(Figure content listings)
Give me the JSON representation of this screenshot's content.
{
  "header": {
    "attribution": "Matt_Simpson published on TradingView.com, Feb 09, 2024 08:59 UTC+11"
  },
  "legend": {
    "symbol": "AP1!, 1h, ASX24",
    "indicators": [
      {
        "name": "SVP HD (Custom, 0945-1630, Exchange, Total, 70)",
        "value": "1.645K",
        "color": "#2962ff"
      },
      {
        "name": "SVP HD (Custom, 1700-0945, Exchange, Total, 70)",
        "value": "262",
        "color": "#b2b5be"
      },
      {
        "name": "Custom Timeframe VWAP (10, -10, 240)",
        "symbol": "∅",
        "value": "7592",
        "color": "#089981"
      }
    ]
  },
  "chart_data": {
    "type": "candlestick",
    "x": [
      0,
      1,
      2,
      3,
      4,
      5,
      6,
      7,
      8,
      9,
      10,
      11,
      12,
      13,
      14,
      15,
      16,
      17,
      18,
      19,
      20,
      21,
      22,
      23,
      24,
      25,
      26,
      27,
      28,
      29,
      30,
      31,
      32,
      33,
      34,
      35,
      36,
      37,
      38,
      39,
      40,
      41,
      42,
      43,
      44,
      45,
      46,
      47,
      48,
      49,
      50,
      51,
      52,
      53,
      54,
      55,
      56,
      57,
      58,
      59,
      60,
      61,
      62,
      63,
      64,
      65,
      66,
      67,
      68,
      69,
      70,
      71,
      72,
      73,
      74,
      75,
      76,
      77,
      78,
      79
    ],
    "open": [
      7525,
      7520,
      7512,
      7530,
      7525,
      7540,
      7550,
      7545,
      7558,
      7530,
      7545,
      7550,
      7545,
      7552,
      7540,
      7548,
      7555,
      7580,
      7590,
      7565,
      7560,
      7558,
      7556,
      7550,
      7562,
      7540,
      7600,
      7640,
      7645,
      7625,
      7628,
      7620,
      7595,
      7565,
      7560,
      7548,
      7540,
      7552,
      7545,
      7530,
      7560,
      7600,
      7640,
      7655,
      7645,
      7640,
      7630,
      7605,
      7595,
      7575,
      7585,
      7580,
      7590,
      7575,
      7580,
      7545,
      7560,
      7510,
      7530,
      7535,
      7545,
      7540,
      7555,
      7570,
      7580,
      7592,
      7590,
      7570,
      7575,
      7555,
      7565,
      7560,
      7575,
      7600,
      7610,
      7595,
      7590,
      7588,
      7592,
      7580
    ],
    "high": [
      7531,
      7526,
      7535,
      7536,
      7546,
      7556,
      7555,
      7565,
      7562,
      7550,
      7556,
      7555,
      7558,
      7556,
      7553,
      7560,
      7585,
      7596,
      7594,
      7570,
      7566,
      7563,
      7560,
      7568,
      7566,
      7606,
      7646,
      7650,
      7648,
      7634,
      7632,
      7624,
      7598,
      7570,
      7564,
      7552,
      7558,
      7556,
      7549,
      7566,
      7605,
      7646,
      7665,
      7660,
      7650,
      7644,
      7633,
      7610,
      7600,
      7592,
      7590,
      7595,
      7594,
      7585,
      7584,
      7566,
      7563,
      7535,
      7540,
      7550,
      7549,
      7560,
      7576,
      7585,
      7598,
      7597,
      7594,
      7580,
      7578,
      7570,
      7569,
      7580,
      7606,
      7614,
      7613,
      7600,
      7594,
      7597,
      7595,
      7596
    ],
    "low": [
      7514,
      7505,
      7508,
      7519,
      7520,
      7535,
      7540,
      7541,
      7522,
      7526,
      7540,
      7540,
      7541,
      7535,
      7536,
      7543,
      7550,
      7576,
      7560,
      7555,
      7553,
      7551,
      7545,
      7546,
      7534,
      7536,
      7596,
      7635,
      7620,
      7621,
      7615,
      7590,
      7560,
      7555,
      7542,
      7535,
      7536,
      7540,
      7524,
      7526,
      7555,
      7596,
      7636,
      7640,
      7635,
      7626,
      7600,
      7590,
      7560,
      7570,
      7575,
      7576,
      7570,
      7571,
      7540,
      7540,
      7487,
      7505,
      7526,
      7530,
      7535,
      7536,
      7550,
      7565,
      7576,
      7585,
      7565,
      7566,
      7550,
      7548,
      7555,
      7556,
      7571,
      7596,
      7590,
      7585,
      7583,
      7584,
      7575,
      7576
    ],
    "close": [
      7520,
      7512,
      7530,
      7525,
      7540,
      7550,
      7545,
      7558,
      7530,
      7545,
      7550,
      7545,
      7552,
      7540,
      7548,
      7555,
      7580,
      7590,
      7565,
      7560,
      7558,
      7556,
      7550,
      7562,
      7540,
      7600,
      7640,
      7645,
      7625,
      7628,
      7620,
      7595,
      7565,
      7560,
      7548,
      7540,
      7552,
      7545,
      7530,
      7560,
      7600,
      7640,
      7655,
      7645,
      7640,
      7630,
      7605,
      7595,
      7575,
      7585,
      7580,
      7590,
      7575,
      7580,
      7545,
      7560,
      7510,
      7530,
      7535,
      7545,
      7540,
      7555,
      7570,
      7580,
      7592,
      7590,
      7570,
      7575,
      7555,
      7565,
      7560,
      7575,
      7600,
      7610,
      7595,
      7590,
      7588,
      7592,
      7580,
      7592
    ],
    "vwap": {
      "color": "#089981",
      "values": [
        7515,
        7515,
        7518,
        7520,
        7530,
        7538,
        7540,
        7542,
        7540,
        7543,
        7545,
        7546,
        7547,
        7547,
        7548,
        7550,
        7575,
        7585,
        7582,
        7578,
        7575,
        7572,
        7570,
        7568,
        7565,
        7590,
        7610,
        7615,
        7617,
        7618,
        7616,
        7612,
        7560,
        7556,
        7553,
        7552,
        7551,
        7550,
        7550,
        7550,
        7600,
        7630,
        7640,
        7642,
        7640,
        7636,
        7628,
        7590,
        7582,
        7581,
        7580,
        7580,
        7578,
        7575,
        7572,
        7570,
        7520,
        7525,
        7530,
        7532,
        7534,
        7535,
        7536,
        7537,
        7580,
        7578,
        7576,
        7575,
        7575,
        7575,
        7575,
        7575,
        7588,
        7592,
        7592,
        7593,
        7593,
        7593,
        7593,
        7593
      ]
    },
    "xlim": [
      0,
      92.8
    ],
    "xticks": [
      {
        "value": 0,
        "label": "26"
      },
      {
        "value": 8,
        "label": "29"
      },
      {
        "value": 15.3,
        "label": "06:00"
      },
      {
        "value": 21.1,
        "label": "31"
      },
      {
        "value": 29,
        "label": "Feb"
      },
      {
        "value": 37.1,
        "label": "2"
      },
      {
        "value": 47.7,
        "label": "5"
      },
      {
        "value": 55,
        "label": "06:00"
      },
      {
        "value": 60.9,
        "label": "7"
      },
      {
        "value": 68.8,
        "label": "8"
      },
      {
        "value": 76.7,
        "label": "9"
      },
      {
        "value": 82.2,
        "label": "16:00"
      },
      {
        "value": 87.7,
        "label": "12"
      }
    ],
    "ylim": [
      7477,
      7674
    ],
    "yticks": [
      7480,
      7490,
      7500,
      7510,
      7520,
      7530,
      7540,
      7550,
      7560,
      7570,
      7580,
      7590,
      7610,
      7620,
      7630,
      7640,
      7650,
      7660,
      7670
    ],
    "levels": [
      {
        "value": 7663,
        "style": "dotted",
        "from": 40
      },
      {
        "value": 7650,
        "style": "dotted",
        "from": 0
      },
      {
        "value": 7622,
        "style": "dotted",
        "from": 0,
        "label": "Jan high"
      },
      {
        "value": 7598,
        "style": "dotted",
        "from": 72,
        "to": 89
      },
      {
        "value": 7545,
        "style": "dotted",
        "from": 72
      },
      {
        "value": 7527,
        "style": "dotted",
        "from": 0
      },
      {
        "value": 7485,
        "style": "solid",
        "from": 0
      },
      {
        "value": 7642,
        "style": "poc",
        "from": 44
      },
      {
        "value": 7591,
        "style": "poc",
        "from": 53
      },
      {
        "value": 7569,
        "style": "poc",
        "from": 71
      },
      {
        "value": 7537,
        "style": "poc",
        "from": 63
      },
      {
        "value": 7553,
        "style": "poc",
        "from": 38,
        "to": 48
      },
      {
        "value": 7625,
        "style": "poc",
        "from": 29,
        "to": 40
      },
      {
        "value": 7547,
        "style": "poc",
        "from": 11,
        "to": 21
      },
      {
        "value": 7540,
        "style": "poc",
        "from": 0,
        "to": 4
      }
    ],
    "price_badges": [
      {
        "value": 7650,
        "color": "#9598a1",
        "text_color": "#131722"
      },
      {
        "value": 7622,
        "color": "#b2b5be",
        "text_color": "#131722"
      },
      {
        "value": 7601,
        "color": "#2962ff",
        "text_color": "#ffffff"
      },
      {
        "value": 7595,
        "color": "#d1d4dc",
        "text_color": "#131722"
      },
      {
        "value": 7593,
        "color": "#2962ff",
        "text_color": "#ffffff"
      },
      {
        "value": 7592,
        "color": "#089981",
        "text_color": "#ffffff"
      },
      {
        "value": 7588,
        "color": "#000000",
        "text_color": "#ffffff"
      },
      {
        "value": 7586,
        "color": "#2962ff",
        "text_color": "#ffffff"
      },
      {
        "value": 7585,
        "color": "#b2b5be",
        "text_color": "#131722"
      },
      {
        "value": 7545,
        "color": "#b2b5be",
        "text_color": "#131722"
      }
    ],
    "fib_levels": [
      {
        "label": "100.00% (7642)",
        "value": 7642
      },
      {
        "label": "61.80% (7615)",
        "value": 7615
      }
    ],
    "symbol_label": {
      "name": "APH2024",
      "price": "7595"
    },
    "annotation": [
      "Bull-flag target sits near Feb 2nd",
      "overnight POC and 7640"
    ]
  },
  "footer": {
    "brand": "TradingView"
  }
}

* THE PROBLEM:
Work out how many lines above contain the word "Exchange". Give only the number.

* RESPONSE BELOW:
2